WHAT TO WORK ON
Reproduce the data exactly and drop any pictures it holds.

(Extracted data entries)
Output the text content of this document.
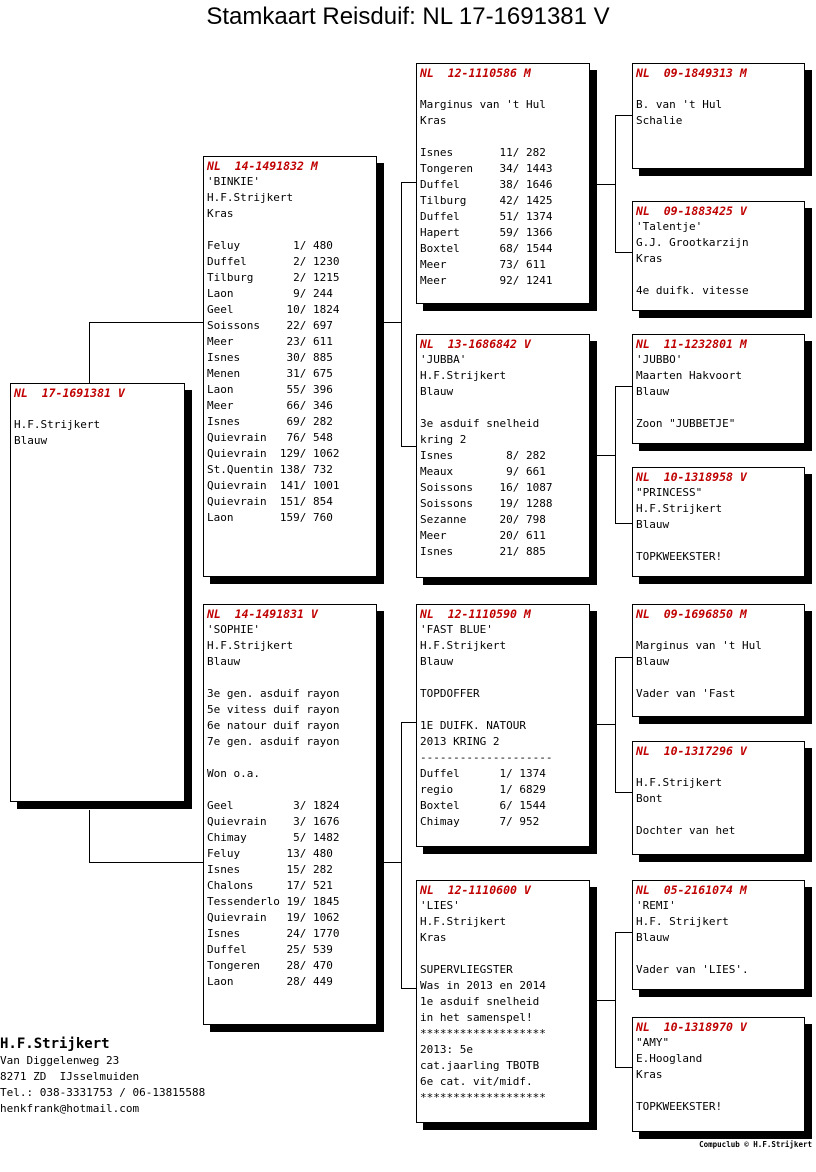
Stamkaart Reisduif: NL 17-1691381 V
NL  17-1691381 V
H.F.Strijkert
Blauw
NL  14-1491832 M
'BINKIE'
H.F.Strijkert
Kras
Feluy        1/ 480
Duffel       2/ 1230
Tilburg      2/ 1215
Laon         9/ 244
Geel        10/ 1824
Soissons    22/ 697
Meer        23/ 611
Isnes       30/ 885
Menen       31/ 675
Laon        55/ 396
Meer        66/ 346
Isnes       69/ 282
Quievrain   76/ 548
Quievrain  129/ 1062
St.Quentin 138/ 732
Quievrain  141/ 1001
Quievrain  151/ 854
Laon       159/ 760
NL  14-1491831 V
'SOPHIE'
H.F.Strijkert
Blauw
3e gen. asduif rayon
5e vitess duif rayon
6e natour duif rayon
7e gen. asduif rayon
Won o.a.
Geel         3/ 1824
Quievrain    3/ 1676
Chimay       5/ 1482
Feluy       13/ 480
Isnes       15/ 282
Chalons     17/ 521
Tessenderlo 19/ 1845
Quievrain   19/ 1062
Isnes       24/ 1770
Duffel      25/ 539
Tongeren    28/ 470
Laon        28/ 449
NL  12-1110586 M
Marginus van 't Hul
Kras
Isnes       11/ 282
Tongeren    34/ 1443
Duffel      38/ 1646
Tilburg     42/ 1425
Duffel      51/ 1374
Hapert      59/ 1366
Boxtel      68/ 1544
Meer        73/ 611
Meer        92/ 1241
NL  13-1686842 V
'JUBBA'
H.F.Strijkert
Blauw
3e asduif snelheid
kring 2
Isnes        8/ 282
Meaux        9/ 661
Soissons    16/ 1087
Soissons    19/ 1288
Sezanne     20/ 798
Meer        20/ 611
Isnes       21/ 885
NL  12-1110590 M
'FAST BLUE'
H.F.Strijkert
Blauw
TOPDOFFER
1E DUIFK. NATOUR
2013 KRING 2
--------------------
Duffel      1/ 1374
regio       1/ 6829
Boxtel      6/ 1544
Chimay      7/ 952
NL  12-1110600 V
'LIES'
H.F.Strijkert
Kras
SUPERVLIEGSTER
Was in 2013 en 2014
1e asduif snelheid
in het samenspel!
*******************
2013: 5e
cat.jaarling TBOTB
6e cat. vit/midf.
*******************
NL  09-1849313 M
B. van 't Hul
Schalie
NL  09-1883425 V
'Talentje'
G.J. Grootkarzijn
Kras
4e duifk. vitesse
NL  11-1232801 M
'JUBBO'
Maarten Hakvoort
Blauw
Zoon "JUBBETJE"
NL  10-1318958 V
"PRINCESS"
H.F.Strijkert
Blauw
TOPKWEEKSTER!
NL  09-1696850 M
Marginus van 't Hul
Blauw
Vader van 'Fast
NL  10-1317296 V
H.F.Strijkert
Bont
Dochter van het
NL  05-2161074 M
'REMI'
H.F. Strijkert
Blauw
Vader van 'LIES'.
NL  10-1318970 V
"AMY"
E.Hoogland
Kras
TOPKWEEKSTER!
H.F.Strijkert
Van Diggelenweg 23
8271 ZD  IJsselmuiden
Tel.: 038-3331753 / 06-13815588
henkfrank@hotmail.com
Compuclub © H.F.Strijkert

ANSWER TO THE PROBLEM
Output the text content of this document.
Stamkaart Reisduif: NL 17-1691381 V
NL  17-1691381 V
H.F.Strijkert
Blauw
NL  14-1491832 M
'BINKIE'
H.F.Strijkert
Kras
Feluy        1/ 480
Duffel       2/ 1230
Tilburg      2/ 1215
Laon         9/ 244
Geel        10/ 1824
Soissons    22/ 697
Meer        23/ 611
Isnes       30/ 885
Menen       31/ 675
Laon        55/ 396
Meer        66/ 346
Isnes       69/ 282
Quievrain   76/ 548
Quievrain  129/ 1062
St.Quentin 138/ 732
Quievrain  141/ 1001
Quievrain  151/ 854
Laon       159/ 760
NL  14-1491831 V
'SOPHIE'
H.F.Strijkert
Blauw
3e gen. asduif rayon
5e vitess duif rayon
6e natour duif rayon
7e gen. asduif rayon
Won o.a.
Geel         3/ 1824
Quievrain    3/ 1676
Chimay       5/ 1482
Feluy       13/ 480
Isnes       15/ 282
Chalons     17/ 521
Tessenderlo 19/ 1845
Quievrain   19/ 1062
Isnes       24/ 1770
Duffel      25/ 539
Tongeren    28/ 470
Laon        28/ 449
NL  12-1110586 M
Marginus van 't Hul
Kras
Isnes       11/ 282
Tongeren    34/ 1443
Duffel      38/ 1646
Tilburg     42/ 1425
Duffel      51/ 1374
Hapert      59/ 1366
Boxtel      68/ 1544
Meer        73/ 611
Meer        92/ 1241
NL  13-1686842 V
'JUBBA'
H.F.Strijkert
Blauw
3e asduif snelheid
kring 2
Isnes        8/ 282
Meaux        9/ 661
Soissons    16/ 1087
Soissons    19/ 1288
Sezanne     20/ 798
Meer        20/ 611
Isnes       21/ 885
NL  12-1110590 M
'FAST BLUE'
H.F.Strijkert
Blauw
TOPDOFFER
1E DUIFK. NATOUR
2013 KRING 2
--------------------
Duffel      1/ 1374
regio       1/ 6829
Boxtel      6/ 1544
Chimay      7/ 952
NL  12-1110600 V
'LIES'
H.F.Strijkert
Kras
SUPERVLIEGSTER
Was in 2013 en 2014
1e asduif snelheid
in het samenspel!
*******************
2013: 5e
cat.jaarling TBOTB
6e cat. vit/midf.
*******************
NL  09-1849313 M
B. van 't Hul
Schalie
NL  09-1883425 V
'Talentje'
G.J. Grootkarzijn
Kras
4e duifk. vitesse
NL  11-1232801 M
'JUBBO'
Maarten Hakvoort
Blauw
Zoon "JUBBETJE"
NL  10-1318958 V
"PRINCESS"
H.F.Strijkert
Blauw
TOPKWEEKSTER!
NL  09-1696850 M
Marginus van 't Hul
Blauw
Vader van 'Fast
NL  10-1317296 V
H.F.Strijkert
Bont
Dochter van het
NL  05-2161074 M
'REMI'
H.F. Strijkert
Blauw
Vader van 'LIES'.
NL  10-1318970 V
"AMY"
E.Hoogland
Kras
TOPKWEEKSTER!
H.F.Strijkert
Van Diggelenweg 23
8271 ZD  IJsselmuiden
Tel.: 038-3331753 / 06-13815588
henkfrank@hotmail.com
Compuclub © H.F.Strijkert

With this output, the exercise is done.